DATA RECORDS:

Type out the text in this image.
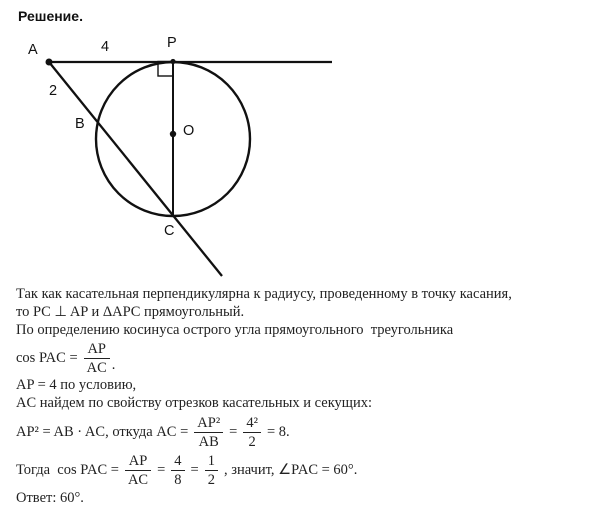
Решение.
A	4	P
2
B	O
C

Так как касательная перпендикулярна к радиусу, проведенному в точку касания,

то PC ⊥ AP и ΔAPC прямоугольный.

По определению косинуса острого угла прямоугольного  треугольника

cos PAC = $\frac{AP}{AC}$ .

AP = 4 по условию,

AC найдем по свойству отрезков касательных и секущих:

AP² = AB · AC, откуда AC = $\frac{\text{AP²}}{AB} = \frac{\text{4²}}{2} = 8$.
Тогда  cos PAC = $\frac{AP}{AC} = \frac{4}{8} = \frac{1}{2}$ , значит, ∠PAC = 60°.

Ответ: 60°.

...

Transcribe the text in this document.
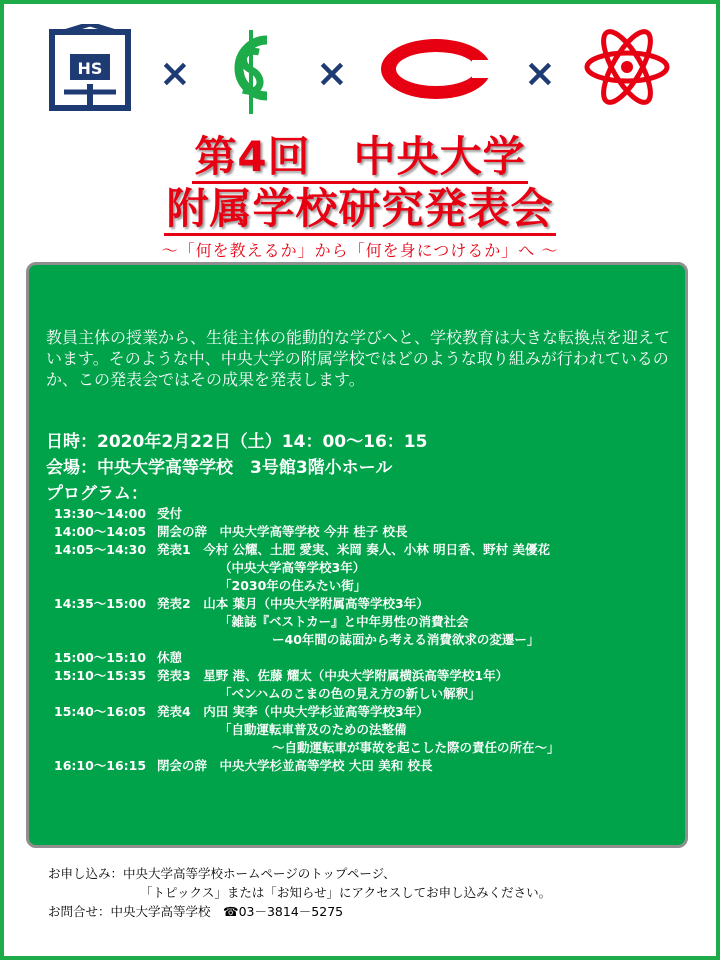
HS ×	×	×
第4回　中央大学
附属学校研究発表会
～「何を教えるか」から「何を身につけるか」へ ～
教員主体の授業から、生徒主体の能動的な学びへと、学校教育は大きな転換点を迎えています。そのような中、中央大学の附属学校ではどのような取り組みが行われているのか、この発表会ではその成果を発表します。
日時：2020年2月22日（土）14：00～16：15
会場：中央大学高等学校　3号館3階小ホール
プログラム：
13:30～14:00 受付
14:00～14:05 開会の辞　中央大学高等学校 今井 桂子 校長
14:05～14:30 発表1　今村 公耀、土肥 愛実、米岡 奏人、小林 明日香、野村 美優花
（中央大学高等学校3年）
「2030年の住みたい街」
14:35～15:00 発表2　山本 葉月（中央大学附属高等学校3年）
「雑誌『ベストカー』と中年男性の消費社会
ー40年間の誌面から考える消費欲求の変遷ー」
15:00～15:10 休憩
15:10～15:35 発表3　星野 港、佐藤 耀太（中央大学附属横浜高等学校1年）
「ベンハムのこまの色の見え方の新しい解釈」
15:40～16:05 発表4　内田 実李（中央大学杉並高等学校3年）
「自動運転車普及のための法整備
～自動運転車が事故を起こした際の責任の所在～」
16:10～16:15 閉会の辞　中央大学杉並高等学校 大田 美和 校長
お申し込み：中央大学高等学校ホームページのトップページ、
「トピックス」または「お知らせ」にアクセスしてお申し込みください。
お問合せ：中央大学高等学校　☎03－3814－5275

EXERCISE REQUIREMENTS:
Out of the material above, gather each line where "this" appears.

CORRECT ANSWER:
Type out the text in this image.
Transcribe the text in this document.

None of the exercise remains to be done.